[What is asked]: Seek out every line containing the word "Case", and copy each.

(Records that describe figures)

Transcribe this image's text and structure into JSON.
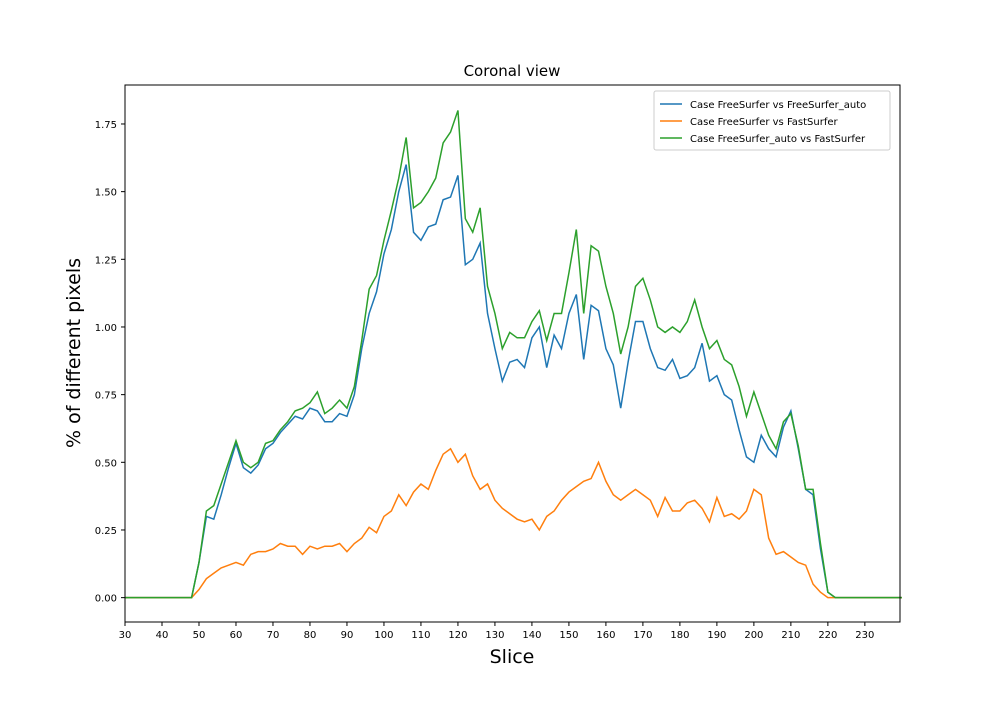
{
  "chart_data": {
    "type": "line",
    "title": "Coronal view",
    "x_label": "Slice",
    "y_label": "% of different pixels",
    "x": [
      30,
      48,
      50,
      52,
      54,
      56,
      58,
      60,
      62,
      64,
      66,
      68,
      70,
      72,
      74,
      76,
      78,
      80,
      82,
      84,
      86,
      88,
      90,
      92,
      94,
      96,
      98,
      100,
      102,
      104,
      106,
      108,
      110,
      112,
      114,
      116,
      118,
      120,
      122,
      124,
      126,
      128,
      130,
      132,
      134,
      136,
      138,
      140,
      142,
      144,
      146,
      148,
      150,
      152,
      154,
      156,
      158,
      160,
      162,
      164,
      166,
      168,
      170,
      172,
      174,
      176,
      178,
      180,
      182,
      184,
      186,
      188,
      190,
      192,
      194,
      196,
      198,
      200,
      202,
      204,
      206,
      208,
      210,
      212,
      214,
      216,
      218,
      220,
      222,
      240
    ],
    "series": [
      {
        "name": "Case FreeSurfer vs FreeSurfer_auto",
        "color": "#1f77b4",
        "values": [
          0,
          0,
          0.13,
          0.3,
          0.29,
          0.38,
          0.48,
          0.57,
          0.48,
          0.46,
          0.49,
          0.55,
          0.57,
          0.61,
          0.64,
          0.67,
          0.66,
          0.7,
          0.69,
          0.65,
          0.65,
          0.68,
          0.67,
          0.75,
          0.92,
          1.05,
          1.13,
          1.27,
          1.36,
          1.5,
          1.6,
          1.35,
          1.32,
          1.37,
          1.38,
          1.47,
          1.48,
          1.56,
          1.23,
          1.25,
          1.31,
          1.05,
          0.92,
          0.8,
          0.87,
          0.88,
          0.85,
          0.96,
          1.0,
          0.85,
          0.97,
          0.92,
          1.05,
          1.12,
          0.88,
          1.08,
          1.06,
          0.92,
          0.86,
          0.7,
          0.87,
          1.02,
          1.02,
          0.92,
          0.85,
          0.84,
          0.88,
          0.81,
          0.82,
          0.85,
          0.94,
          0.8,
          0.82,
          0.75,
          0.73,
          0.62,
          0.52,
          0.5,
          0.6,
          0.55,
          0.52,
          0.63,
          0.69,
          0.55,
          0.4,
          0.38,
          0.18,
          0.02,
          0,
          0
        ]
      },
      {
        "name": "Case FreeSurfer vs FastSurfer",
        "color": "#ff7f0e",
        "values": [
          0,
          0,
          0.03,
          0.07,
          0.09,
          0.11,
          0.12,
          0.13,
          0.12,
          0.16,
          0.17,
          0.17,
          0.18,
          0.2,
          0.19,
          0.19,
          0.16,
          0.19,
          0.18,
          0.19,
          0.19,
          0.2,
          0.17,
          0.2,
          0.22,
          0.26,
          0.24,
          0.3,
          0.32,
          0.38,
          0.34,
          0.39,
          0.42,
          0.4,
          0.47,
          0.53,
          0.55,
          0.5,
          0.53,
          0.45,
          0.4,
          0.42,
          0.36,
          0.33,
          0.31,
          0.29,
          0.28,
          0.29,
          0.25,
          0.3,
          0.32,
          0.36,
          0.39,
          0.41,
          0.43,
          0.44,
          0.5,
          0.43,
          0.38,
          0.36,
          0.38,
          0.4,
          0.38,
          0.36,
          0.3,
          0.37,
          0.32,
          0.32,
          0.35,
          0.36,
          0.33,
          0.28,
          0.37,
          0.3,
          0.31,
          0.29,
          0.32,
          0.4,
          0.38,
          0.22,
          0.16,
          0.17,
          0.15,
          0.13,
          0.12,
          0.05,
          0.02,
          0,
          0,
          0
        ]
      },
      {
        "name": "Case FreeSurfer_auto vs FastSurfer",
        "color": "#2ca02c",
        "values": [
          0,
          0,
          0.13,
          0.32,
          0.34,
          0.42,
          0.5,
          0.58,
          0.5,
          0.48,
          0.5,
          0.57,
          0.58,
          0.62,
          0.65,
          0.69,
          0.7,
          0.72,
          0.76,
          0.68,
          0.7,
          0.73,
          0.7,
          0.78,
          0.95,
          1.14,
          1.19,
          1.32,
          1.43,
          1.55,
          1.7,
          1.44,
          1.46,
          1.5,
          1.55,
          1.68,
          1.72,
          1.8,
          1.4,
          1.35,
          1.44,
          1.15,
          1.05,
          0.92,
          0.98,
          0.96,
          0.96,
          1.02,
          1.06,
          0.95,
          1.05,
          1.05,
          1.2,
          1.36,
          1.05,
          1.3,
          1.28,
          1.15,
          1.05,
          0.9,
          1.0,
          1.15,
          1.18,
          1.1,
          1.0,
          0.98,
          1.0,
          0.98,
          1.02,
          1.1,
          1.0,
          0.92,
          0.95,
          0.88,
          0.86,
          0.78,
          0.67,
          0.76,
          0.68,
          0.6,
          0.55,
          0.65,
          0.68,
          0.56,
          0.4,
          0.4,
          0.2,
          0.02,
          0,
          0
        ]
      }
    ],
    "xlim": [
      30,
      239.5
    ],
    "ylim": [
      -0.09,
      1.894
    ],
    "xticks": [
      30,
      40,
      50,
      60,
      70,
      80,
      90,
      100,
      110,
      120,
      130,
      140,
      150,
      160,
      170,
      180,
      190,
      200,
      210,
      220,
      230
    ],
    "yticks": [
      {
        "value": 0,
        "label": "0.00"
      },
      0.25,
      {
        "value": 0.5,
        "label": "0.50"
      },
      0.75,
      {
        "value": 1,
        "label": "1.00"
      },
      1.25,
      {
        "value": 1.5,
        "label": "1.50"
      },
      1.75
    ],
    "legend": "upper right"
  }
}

==

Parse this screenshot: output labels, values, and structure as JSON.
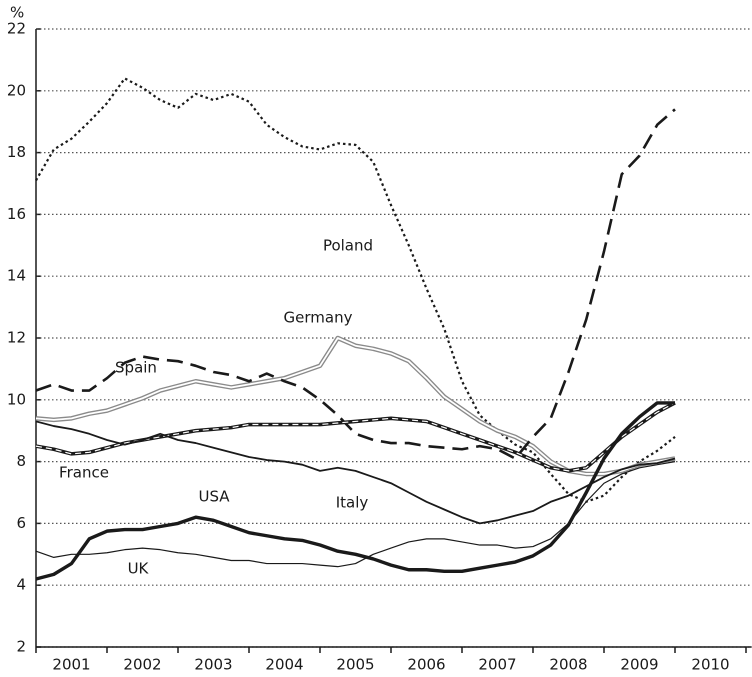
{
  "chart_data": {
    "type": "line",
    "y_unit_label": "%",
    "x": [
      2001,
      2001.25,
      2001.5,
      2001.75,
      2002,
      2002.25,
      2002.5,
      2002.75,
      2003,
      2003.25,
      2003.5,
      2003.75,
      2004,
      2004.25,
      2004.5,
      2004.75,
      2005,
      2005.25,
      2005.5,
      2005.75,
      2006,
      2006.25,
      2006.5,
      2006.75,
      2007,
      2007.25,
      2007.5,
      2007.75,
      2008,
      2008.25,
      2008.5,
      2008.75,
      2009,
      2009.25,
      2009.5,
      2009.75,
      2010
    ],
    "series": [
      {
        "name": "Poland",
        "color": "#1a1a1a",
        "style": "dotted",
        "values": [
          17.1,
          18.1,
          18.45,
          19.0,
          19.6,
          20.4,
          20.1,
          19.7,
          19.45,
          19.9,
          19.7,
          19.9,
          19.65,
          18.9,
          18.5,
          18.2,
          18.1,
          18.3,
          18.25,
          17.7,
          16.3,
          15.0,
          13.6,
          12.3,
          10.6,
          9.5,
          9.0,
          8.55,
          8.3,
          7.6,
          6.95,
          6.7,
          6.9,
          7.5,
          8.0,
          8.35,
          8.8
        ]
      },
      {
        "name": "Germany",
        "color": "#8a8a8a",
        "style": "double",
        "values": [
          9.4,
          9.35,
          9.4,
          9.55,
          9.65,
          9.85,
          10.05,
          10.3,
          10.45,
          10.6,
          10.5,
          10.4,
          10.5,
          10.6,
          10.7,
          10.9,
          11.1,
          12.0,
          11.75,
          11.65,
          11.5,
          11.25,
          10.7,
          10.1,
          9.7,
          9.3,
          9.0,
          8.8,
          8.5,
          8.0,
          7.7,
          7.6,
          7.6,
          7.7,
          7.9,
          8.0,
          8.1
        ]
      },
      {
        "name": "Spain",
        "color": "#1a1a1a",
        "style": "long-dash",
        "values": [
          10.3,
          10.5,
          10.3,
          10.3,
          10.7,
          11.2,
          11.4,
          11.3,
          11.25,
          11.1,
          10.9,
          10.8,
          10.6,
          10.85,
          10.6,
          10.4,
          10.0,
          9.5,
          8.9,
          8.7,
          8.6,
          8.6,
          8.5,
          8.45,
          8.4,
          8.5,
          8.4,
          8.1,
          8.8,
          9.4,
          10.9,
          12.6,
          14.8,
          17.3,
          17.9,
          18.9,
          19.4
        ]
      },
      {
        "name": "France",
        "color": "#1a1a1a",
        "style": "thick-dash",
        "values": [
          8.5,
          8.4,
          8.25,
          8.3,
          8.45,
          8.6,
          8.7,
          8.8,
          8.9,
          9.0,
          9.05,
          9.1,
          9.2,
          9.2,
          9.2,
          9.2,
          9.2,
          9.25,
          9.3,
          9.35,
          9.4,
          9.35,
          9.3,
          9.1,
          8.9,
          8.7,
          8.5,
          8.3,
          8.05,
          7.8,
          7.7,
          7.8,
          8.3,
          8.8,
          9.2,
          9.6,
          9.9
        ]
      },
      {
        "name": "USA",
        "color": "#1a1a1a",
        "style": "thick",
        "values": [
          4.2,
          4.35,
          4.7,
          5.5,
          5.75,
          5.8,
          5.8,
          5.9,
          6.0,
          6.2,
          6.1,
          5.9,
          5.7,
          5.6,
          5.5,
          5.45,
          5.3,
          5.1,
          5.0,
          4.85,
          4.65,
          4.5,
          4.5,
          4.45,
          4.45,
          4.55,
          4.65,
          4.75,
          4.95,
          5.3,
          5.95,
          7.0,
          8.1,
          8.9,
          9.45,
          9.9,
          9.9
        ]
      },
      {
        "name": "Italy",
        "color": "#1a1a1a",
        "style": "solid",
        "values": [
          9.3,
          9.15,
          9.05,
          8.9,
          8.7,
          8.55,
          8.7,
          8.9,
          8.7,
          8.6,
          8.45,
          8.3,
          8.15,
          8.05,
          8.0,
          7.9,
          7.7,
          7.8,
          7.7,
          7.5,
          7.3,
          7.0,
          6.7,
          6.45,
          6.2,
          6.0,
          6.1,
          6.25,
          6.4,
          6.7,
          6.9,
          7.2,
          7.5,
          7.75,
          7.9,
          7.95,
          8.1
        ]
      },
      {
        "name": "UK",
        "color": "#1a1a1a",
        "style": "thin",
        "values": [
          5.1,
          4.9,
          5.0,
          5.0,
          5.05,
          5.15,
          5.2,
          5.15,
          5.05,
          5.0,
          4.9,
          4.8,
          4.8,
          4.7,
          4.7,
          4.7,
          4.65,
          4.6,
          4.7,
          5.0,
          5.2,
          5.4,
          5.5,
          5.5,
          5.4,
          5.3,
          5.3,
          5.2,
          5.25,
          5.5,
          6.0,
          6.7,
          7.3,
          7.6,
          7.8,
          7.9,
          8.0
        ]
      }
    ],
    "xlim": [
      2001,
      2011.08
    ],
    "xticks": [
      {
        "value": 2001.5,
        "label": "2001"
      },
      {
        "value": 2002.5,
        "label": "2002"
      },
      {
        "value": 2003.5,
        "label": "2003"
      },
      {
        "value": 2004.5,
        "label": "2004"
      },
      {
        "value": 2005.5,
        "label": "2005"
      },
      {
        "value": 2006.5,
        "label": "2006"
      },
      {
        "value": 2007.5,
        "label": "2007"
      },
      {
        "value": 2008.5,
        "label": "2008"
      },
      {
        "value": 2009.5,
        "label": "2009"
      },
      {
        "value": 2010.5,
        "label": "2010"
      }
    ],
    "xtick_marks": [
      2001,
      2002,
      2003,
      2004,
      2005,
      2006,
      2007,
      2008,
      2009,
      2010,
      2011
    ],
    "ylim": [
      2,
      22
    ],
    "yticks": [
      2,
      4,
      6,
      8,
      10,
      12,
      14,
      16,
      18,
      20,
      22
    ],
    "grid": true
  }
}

---

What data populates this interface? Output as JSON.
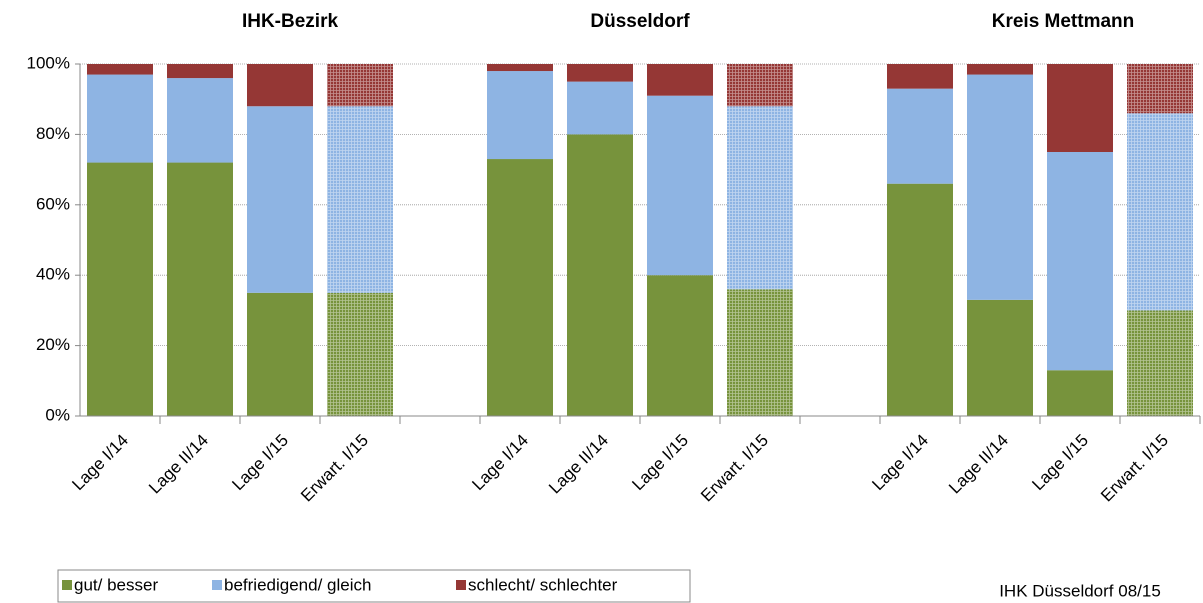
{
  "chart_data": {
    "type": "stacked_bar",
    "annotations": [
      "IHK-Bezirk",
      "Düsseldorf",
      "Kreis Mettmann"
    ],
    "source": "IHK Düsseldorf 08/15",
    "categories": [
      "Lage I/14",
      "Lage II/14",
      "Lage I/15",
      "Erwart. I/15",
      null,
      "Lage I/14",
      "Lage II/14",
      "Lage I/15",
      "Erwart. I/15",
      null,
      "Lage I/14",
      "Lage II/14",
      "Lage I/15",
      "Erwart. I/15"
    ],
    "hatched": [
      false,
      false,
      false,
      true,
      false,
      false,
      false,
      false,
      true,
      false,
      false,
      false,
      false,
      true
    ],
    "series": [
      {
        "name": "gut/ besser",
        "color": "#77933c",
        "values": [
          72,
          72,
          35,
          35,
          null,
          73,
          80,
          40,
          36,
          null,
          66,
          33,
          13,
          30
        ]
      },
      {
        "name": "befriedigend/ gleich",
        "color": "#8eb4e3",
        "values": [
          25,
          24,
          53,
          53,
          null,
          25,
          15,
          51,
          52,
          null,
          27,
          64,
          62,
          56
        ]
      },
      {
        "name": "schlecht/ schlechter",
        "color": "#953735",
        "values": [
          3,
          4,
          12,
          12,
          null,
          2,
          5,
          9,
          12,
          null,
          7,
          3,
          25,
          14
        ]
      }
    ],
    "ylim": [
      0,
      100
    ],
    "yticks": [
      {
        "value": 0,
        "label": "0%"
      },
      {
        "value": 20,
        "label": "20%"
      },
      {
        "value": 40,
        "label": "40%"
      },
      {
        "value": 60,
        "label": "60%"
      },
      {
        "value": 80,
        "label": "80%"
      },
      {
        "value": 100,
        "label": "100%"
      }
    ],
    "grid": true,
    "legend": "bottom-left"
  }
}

[Answer for the task]:
        "name": "Case FreeSurfer vs FreeSurfer_auto",
        "name": "Case FreeSurfer vs FastSurfer",
        "name": "Case FreeSurfer_auto vs FastSurfer",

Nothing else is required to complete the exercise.